### Do this
Write out the records word for word, with no pictures.

### Input records
****************

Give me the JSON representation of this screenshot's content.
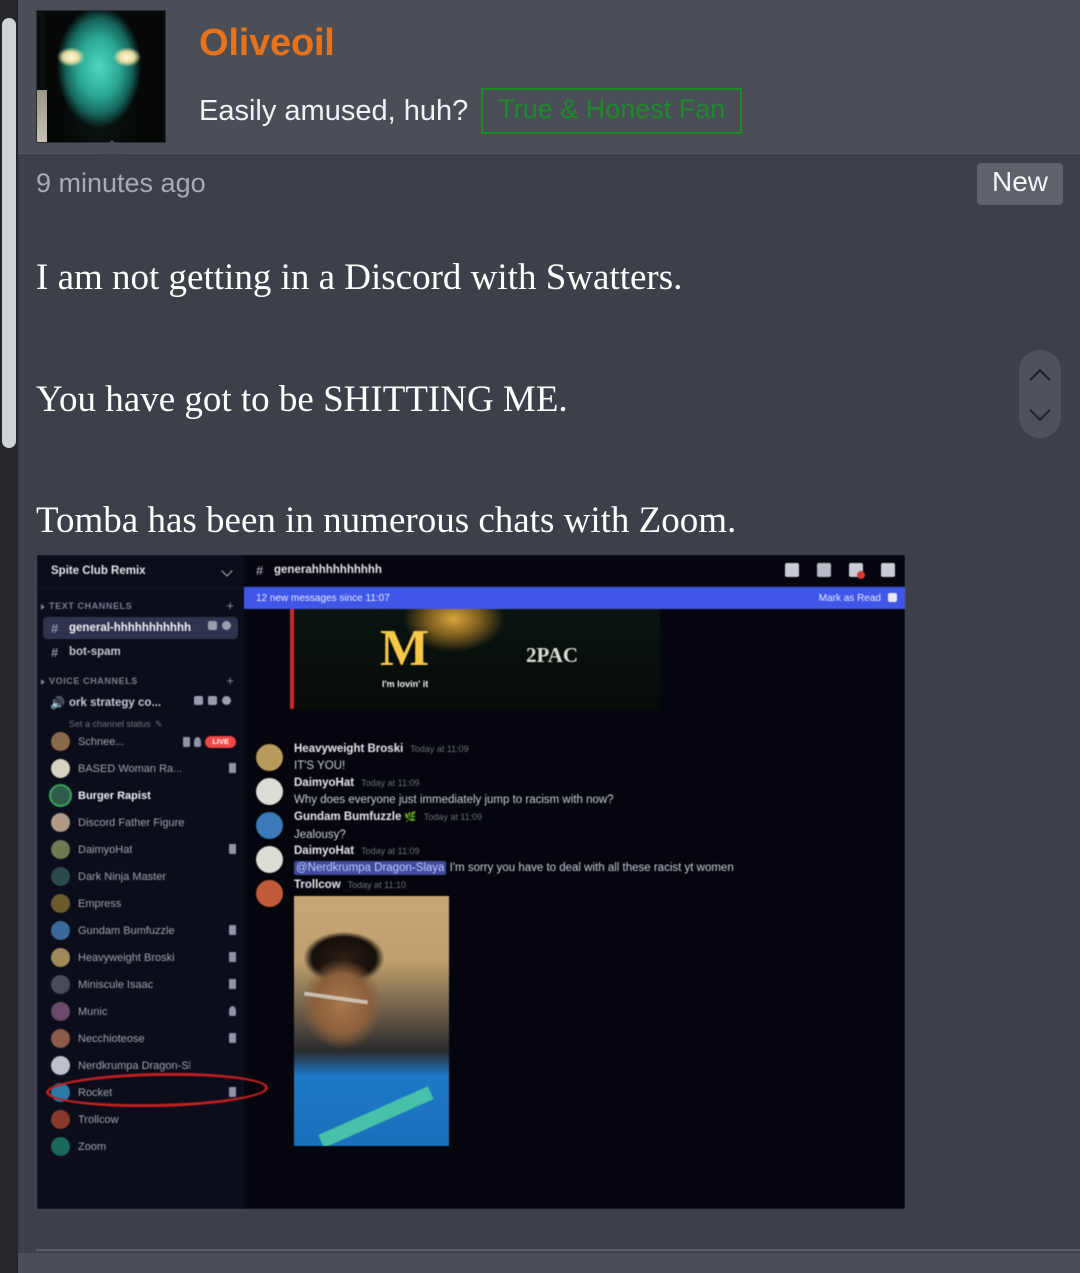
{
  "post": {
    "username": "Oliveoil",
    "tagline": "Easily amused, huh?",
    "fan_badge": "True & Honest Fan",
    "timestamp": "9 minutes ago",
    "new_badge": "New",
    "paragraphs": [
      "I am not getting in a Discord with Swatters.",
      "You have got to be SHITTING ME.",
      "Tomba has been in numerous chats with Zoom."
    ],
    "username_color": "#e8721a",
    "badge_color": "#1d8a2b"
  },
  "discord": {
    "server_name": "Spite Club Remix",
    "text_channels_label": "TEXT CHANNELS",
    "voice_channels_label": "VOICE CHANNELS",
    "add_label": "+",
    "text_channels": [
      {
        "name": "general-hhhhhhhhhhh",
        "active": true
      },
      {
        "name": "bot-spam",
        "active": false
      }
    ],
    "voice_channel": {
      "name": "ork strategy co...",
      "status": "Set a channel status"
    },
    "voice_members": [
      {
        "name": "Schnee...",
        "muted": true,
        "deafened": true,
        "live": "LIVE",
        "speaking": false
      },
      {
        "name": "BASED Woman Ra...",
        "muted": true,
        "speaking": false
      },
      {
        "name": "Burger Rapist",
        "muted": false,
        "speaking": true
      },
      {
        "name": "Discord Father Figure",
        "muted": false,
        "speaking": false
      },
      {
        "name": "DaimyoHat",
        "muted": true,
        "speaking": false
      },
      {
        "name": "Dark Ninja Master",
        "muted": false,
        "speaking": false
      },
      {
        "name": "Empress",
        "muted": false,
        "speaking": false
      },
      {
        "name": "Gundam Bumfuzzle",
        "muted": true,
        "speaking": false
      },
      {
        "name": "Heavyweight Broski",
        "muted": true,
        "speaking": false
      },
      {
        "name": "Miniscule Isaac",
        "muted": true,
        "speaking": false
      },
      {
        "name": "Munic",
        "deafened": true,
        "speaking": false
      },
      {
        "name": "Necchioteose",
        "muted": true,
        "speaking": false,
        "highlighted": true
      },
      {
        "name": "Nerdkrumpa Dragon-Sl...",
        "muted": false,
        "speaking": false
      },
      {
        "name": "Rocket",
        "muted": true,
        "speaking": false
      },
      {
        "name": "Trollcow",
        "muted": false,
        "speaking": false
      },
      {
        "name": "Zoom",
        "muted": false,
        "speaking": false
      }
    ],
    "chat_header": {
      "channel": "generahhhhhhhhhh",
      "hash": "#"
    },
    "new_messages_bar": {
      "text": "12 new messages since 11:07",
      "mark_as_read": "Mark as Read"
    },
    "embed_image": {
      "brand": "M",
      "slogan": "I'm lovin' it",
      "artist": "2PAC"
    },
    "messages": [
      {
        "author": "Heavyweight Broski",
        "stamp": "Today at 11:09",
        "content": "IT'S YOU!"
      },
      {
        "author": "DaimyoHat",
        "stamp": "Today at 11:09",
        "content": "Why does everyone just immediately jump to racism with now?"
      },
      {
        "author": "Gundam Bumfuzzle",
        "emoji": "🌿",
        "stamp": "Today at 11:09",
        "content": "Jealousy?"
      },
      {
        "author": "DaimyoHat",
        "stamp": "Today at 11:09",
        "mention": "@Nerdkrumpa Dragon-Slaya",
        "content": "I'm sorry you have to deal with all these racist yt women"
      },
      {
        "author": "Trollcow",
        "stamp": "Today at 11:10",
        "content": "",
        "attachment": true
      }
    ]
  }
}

****************

### Exercise result
Give me the JSON representation of this screenshot's content.
{
  "post": {
    "username": "Oliveoil",
    "tagline": "Easily amused, huh?",
    "fan_badge": "True & Honest Fan",
    "timestamp": "9 minutes ago",
    "new_badge": "New",
    "paragraphs": [
      "I am not getting in a Discord with Swatters.",
      "You have got to be SHITTING ME.",
      "Tomba has been in numerous chats with Zoom."
    ],
    "username_color": "#e8721a",
    "badge_color": "#1d8a2b"
  },
  "discord": {
    "server_name": "Spite Club Remix",
    "text_channels_label": "TEXT CHANNELS",
    "voice_channels_label": "VOICE CHANNELS",
    "add_label": "+",
    "text_channels": [
      {
        "name": "general-hhhhhhhhhhh",
        "active": true
      },
      {
        "name": "bot-spam",
        "active": false
      }
    ],
    "voice_channel": {
      "name": "ork strategy co...",
      "status": "Set a channel status"
    },
    "voice_members": [
      {
        "name": "Schnee...",
        "muted": true,
        "deafened": true,
        "live": "LIVE",
        "speaking": false
      },
      {
        "name": "BASED Woman Ra...",
        "muted": true,
        "speaking": false
      },
      {
        "name": "Burger Rapist",
        "muted": false,
        "speaking": true
      },
      {
        "name": "Discord Father Figure",
        "muted": false,
        "speaking": false
      },
      {
        "name": "DaimyoHat",
        "muted": true,
        "speaking": false
      },
      {
        "name": "Dark Ninja Master",
        "muted": false,
        "speaking": false
      },
      {
        "name": "Empress",
        "muted": false,
        "speaking": false
      },
      {
        "name": "Gundam Bumfuzzle",
        "muted": true,
        "speaking": false
      },
      {
        "name": "Heavyweight Broski",
        "muted": true,
        "speaking": false
      },
      {
        "name": "Miniscule Isaac",
        "muted": true,
        "speaking": false
      },
      {
        "name": "Munic",
        "deafened": true,
        "speaking": false
      },
      {
        "name": "Necchioteose",
        "muted": true,
        "speaking": false,
        "highlighted": true
      },
      {
        "name": "Nerdkrumpa Dragon-Sl...",
        "muted": false,
        "speaking": false
      },
      {
        "name": "Rocket",
        "muted": true,
        "speaking": false
      },
      {
        "name": "Trollcow",
        "muted": false,
        "speaking": false
      },
      {
        "name": "Zoom",
        "muted": false,
        "speaking": false
      }
    ],
    "chat_header": {
      "channel": "generahhhhhhhhhh",
      "hash": "#"
    },
    "new_messages_bar": {
      "text": "12 new messages since 11:07",
      "mark_as_read": "Mark as Read"
    },
    "embed_image": {
      "brand": "M",
      "slogan": "I'm lovin' it",
      "artist": "2PAC"
    },
    "messages": [
      {
        "author": "Heavyweight Broski",
        "stamp": "Today at 11:09",
        "content": "IT'S YOU!"
      },
      {
        "author": "DaimyoHat",
        "stamp": "Today at 11:09",
        "content": "Why does everyone just immediately jump to racism with now?"
      },
      {
        "author": "Gundam Bumfuzzle",
        "emoji": "🌿",
        "stamp": "Today at 11:09",
        "content": "Jealousy?"
      },
      {
        "author": "DaimyoHat",
        "stamp": "Today at 11:09",
        "mention": "@Nerdkrumpa Dragon-Slaya",
        "content": "I'm sorry you have to deal with all these racist yt women"
      },
      {
        "author": "Trollcow",
        "stamp": "Today at 11:10",
        "content": "",
        "attachment": true
      }
    ]
  }
}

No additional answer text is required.